Material shown:
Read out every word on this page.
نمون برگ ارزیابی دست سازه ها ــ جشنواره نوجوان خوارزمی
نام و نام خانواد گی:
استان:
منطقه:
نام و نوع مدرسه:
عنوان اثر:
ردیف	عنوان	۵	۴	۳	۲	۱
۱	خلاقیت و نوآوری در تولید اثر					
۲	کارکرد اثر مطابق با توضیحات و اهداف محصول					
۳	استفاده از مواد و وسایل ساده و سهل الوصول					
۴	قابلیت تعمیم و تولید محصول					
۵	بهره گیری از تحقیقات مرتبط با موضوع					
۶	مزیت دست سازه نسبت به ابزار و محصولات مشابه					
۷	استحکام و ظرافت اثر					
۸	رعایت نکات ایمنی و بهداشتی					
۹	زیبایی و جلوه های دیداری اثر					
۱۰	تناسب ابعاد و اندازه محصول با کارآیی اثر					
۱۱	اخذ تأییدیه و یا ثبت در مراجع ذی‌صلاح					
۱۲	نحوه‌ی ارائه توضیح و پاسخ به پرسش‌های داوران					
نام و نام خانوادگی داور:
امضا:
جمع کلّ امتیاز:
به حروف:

To be done: Without leaving anything out, quote all the data.

Answer to the problem:
Read out every word on this page.
نمون برگ ارزیابی دست سازه ها ــ جشنواره نوجوان خوارزمی
نام و نام خانواد گی:
استان:
منطقه:
نام و نوع مدرسه:
عنوان اثر:
ردیف	عنوان	۵	۴	۳	۲	۱
۱	خلاقیت و نوآوری در تولید اثر					
۲	کارکرد اثر مطابق با توضیحات و اهداف محصول					
۳	استفاده از مواد و وسایل ساده و سهل الوصول					
۴	قابلیت تعمیم و تولید محصول					
۵	بهره گیری از تحقیقات مرتبط با موضوع					
۶	مزیت دست سازه نسبت به ابزار و محصولات مشابه					
۷	استحکام و ظرافت اثر					
۸	رعایت نکات ایمنی و بهداشتی					
۹	زیبایی و جلوه های دیداری اثر					
۱۰	تناسب ابعاد و اندازه محصول با کارآیی اثر					
۱۱	اخذ تأییدیه و یا ثبت در مراجع ذی‌صلاح					
۱۲	نحوه‌ی ارائه توضیح و پاسخ به پرسش‌های داوران					
نام و نام خانوادگی داور:
امضا:
جمع کلّ امتیاز:
به حروف:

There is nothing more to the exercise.